[REQUEST]
Quote each record exactly, please, leaving none out.

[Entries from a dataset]
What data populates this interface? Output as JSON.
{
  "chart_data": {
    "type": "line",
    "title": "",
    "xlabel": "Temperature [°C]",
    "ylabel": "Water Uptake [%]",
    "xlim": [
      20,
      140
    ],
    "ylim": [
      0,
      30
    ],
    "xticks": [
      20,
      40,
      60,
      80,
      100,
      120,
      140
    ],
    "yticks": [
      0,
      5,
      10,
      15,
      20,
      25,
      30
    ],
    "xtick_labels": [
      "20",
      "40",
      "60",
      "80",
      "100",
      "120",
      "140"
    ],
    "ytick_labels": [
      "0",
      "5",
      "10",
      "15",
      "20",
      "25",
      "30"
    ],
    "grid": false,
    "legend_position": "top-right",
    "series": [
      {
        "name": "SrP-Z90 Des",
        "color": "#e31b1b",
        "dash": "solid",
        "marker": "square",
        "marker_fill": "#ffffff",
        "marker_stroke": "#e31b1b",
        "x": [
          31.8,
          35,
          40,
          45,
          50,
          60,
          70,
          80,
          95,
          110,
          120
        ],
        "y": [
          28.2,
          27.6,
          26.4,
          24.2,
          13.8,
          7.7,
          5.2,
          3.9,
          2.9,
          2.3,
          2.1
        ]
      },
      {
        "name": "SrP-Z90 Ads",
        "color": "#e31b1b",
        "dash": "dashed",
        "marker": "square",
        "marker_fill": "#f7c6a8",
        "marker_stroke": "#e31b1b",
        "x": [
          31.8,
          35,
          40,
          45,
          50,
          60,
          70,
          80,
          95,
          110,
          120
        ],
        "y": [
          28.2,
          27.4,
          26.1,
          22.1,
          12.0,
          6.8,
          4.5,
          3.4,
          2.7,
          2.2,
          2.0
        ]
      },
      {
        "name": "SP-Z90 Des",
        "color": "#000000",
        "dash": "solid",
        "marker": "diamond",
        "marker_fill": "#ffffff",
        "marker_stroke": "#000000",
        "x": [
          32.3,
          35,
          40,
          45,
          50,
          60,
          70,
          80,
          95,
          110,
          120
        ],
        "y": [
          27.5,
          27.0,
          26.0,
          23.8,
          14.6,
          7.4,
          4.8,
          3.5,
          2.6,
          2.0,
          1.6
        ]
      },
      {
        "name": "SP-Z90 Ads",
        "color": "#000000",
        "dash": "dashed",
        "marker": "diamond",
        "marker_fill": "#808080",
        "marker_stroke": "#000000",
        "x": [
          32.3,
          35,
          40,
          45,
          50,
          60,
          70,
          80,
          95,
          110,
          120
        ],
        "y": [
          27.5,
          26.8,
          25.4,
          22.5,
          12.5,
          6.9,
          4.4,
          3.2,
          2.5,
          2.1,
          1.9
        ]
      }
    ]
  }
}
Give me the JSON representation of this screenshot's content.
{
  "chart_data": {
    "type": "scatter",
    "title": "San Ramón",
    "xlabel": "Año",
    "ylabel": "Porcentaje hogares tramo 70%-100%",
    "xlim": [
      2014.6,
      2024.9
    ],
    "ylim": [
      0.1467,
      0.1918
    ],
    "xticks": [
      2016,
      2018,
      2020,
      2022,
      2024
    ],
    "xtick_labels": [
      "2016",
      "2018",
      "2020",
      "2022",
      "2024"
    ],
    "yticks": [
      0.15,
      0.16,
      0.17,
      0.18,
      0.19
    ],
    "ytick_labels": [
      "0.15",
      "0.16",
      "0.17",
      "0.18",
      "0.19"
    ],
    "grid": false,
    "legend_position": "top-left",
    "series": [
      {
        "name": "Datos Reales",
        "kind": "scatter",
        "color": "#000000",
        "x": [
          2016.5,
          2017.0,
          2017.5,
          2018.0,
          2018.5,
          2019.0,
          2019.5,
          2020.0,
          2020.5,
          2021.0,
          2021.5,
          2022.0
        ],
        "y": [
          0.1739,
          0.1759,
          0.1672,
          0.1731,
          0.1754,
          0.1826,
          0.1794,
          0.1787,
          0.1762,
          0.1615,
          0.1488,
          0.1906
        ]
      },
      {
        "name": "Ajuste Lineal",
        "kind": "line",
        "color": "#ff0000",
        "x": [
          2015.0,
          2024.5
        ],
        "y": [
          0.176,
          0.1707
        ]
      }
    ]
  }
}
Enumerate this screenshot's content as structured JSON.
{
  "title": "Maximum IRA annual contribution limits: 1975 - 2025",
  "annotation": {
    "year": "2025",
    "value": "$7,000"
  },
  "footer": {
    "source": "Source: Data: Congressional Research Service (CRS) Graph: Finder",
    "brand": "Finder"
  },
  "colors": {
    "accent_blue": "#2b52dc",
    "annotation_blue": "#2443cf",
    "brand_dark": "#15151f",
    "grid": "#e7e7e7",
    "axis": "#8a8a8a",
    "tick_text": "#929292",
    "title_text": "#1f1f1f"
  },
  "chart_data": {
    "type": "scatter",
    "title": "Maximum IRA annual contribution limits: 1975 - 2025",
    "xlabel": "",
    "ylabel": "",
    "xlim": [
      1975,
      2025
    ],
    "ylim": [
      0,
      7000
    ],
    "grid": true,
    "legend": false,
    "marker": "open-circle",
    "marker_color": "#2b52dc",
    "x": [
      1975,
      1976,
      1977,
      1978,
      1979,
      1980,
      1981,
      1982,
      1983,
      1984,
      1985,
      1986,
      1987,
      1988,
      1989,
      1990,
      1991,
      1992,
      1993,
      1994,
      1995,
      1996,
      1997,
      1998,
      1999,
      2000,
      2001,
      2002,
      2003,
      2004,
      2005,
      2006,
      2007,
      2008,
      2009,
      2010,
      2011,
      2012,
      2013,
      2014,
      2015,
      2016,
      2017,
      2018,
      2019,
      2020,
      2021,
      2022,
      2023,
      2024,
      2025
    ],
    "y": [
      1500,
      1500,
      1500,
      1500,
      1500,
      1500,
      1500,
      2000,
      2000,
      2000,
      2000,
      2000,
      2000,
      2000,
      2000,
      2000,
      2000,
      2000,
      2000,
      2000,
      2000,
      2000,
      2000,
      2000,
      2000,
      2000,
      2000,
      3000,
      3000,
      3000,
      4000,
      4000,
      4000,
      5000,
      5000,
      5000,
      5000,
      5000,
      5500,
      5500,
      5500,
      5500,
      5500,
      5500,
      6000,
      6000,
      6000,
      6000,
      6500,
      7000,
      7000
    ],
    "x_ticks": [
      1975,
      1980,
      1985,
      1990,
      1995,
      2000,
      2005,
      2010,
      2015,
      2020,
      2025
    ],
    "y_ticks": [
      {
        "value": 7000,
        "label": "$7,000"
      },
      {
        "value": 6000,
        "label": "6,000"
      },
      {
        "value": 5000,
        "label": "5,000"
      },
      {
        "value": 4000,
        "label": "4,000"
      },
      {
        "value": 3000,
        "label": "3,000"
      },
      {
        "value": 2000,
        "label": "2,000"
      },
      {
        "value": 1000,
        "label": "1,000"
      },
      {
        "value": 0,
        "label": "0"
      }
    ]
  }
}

[EXERCISE SOLUTION]
What data populates this interface? Output as JSON.
{
  "chart_data": {
    "type": "line",
    "title": "",
    "xlabel": "Temperature [°C]",
    "ylabel": "Water Uptake [%]",
    "xlim": [
      20,
      140
    ],
    "ylim": [
      0,
      30
    ],
    "xticks": [
      20,
      40,
      60,
      80,
      100,
      120,
      140
    ],
    "yticks": [
      0,
      5,
      10,
      15,
      20,
      25,
      30
    ],
    "xtick_labels": [
      "20",
      "40",
      "60",
      "80",
      "100",
      "120",
      "140"
    ],
    "ytick_labels": [
      "0",
      "5",
      "10",
      "15",
      "20",
      "25",
      "30"
    ],
    "grid": false,
    "legend_position": "top-right",
    "series": [
      {
        "name": "SrP-Z90 Des",
        "color": "#e31b1b",
        "dash": "solid",
        "marker": "square",
        "marker_fill": "#ffffff",
        "marker_stroke": "#e31b1b",
        "x": [
          31.8,
          35,
          40,
          45,
          50,
          60,
          70,
          80,
          95,
          110,
          120
        ],
        "y": [
          28.2,
          27.6,
          26.4,
          24.2,
          13.8,
          7.7,
          5.2,
          3.9,
          2.9,
          2.3,
          2.1
        ]
      },
      {
        "name": "SrP-Z90 Ads",
        "color": "#e31b1b",
        "dash": "dashed",
        "marker": "square",
        "marker_fill": "#f7c6a8",
        "marker_stroke": "#e31b1b",
        "x": [
          31.8,
          35,
          40,
          45,
          50,
          60,
          70,
          80,
          95,
          110,
          120
        ],
        "y": [
          28.2,
          27.4,
          26.1,
          22.1,
          12.0,
          6.8,
          4.5,
          3.4,
          2.7,
          2.2,
          2.0
        ]
      },
      {
        "name": "SP-Z90 Des",
        "color": "#000000",
        "dash": "solid",
        "marker": "diamond",
        "marker_fill": "#ffffff",
        "marker_stroke": "#000000",
        "x": [
          32.3,
          35,
          40,
          45,
          50,
          60,
          70,
          80,
          95,
          110,
          120
        ],
        "y": [
          27.5,
          27.0,
          26.0,
          23.8,
          14.6,
          7.4,
          4.8,
          3.5,
          2.6,
          2.0,
          1.6
        ]
      },
      {
        "name": "SP-Z90 Ads",
        "color": "#000000",
        "dash": "dashed",
        "marker": "diamond",
        "marker_fill": "#808080",
        "marker_stroke": "#000000",
        "x": [
          32.3,
          35,
          40,
          45,
          50,
          60,
          70,
          80,
          95,
          110,
          120
        ],
        "y": [
          27.5,
          26.8,
          25.4,
          22.5,
          12.5,
          6.9,
          4.4,
          3.2,
          2.5,
          2.1,
          1.9
        ]
      }
    ]
  }
}
Give me the JSON representation of this screenshot's content.
{
  "chart_data": {
    "type": "scatter",
    "title": "San Ramón",
    "xlabel": "Año",
    "ylabel": "Porcentaje hogares tramo 70%-100%",
    "xlim": [
      2014.6,
      2024.9
    ],
    "ylim": [
      0.1467,
      0.1918
    ],
    "xticks": [
      2016,
      2018,
      2020,
      2022,
      2024
    ],
    "xtick_labels": [
      "2016",
      "2018",
      "2020",
      "2022",
      "2024"
    ],
    "yticks": [
      0.15,
      0.16,
      0.17,
      0.18,
      0.19
    ],
    "ytick_labels": [
      "0.15",
      "0.16",
      "0.17",
      "0.18",
      "0.19"
    ],
    "grid": false,
    "legend_position": "top-left",
    "series": [
      {
        "name": "Datos Reales",
        "kind": "scatter",
        "color": "#000000",
        "x": [
          2016.5,
          2017.0,
          2017.5,
          2018.0,
          2018.5,
          2019.0,
          2019.5,
          2020.0,
          2020.5,
          2021.0,
          2021.5,
          2022.0
        ],
        "y": [
          0.1739,
          0.1759,
          0.1672,
          0.1731,
          0.1754,
          0.1826,
          0.1794,
          0.1787,
          0.1762,
          0.1615,
          0.1488,
          0.1906
        ]
      },
      {
        "name": "Ajuste Lineal",
        "kind": "line",
        "color": "#ff0000",
        "x": [
          2015.0,
          2024.5
        ],
        "y": [
          0.176,
          0.1707
        ]
      }
    ]
  }
}
Enumerate this screenshot's content as structured JSON.
{
  "title": "Maximum IRA annual contribution limits: 1975 - 2025",
  "annotation": {
    "year": "2025",
    "value": "$7,000"
  },
  "footer": {
    "source": "Source: Data: Congressional Research Service (CRS) Graph: Finder",
    "brand": "Finder"
  },
  "colors": {
    "accent_blue": "#2b52dc",
    "annotation_blue": "#2443cf",
    "brand_dark": "#15151f",
    "grid": "#e7e7e7",
    "axis": "#8a8a8a",
    "tick_text": "#929292",
    "title_text": "#1f1f1f"
  },
  "chart_data": {
    "type": "scatter",
    "title": "Maximum IRA annual contribution limits: 1975 - 2025",
    "xlabel": "",
    "ylabel": "",
    "xlim": [
      1975,
      2025
    ],
    "ylim": [
      0,
      7000
    ],
    "grid": true,
    "legend": false,
    "marker": "open-circle",
    "marker_color": "#2b52dc",
    "x": [
      1975,
      1976,
      1977,
      1978,
      1979,
      1980,
      1981,
      1982,
      1983,
      1984,
      1985,
      1986,
      1987,
      1988,
      1989,
      1990,
      1991,
      1992,
      1993,
      1994,
      1995,
      1996,
      1997,
      1998,
      1999,
      2000,
      2001,
      2002,
      2003,
      2004,
      2005,
      2006,
      2007,
      2008,
      2009,
      2010,
      2011,
      2012,
      2013,
      2014,
      2015,
      2016,
      2017,
      2018,
      2019,
      2020,
      2021,
      2022,
      2023,
      2024,
      2025
    ],
    "y": [
      1500,
      1500,
      1500,
      1500,
      1500,
      1500,
      1500,
      2000,
      2000,
      2000,
      2000,
      2000,
      2000,
      2000,
      2000,
      2000,
      2000,
      2000,
      2000,
      2000,
      2000,
      2000,
      2000,
      2000,
      2000,
      2000,
      2000,
      3000,
      3000,
      3000,
      4000,
      4000,
      4000,
      5000,
      5000,
      5000,
      5000,
      5000,
      5500,
      5500,
      5500,
      5500,
      5500,
      5500,
      6000,
      6000,
      6000,
      6000,
      6500,
      7000,
      7000
    ],
    "x_ticks": [
      1975,
      1980,
      1985,
      1990,
      1995,
      2000,
      2005,
      2010,
      2015,
      2020,
      2025
    ],
    "y_ticks": [
      {
        "value": 7000,
        "label": "$7,000"
      },
      {
        "value": 6000,
        "label": "6,000"
      },
      {
        "value": 5000,
        "label": "5,000"
      },
      {
        "value": 4000,
        "label": "4,000"
      },
      {
        "value": 3000,
        "label": "3,000"
      },
      {
        "value": 2000,
        "label": "2,000"
      },
      {
        "value": 1000,
        "label": "1,000"
      },
      {
        "value": 0,
        "label": "0"
      }
    ]
  }
}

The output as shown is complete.